--- START OF PROVIDED DATA ---

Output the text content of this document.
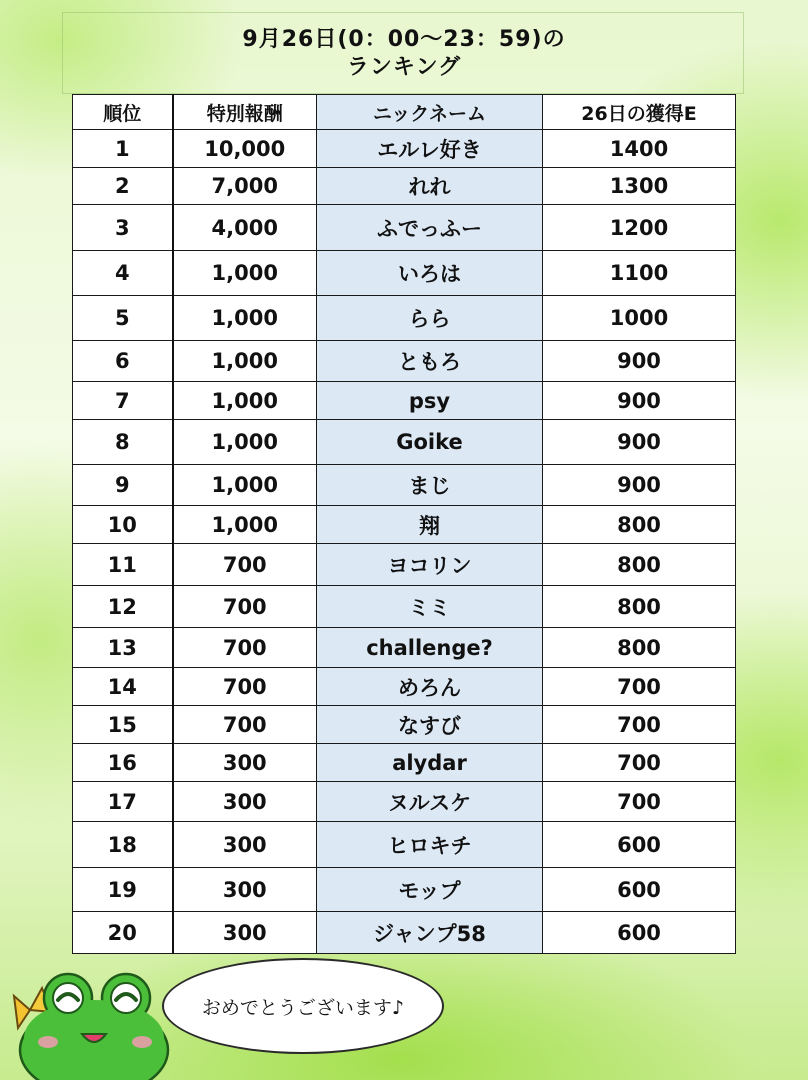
9月26日(0：00～23：59)の
ランキング
順位	特別報酬	ニックネーム	26日の獲得E
1	10,000	エルレ好き	1400
2	7,000	れれ	1300
3	4,000	ふでっふー	1200
4	1,000	いろは	1100
5	1,000	らら	1000
6	1,000	ともろ	900
7	1,000	psy	900
8	1,000	Goike	900
9	1,000	まじ	900
10	1,000	翔	800
11	700	ヨコリン	800
12	700	ミミ	800
13	700	challenge?	800
14	700	めろん	700
15	700	なすび	700
16	300	alydar	700
17	300	ヌルスケ	700
18	300	ヒロキチ	600
19	300	モップ	600
20	300	ジャンプ58	600
おめでとうございます♪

--- END OF PROVIDED DATA ---

▸ GOAL: Please repeat the entries exactly. Do not include the pictures.

▸ TASK RESPONSE:
Output the text content of this document.
9月26日(0：00～23：59)の
ランキング
順位	特別報酬	ニックネーム	26日の獲得E
1	10,000	エルレ好き	1400
2	7,000	れれ	1300
3	4,000	ふでっふー	1200
4	1,000	いろは	1100
5	1,000	らら	1000
6	1,000	ともろ	900
7	1,000	psy	900
8	1,000	Goike	900
9	1,000	まじ	900
10	1,000	翔	800
11	700	ヨコリン	800
12	700	ミミ	800
13	700	challenge?	800
14	700	めろん	700
15	700	なすび	700
16	300	alydar	700
17	300	ヌルスケ	700
18	300	ヒロキチ	600
19	300	モップ	600
20	300	ジャンプ58	600
おめでとうございます♪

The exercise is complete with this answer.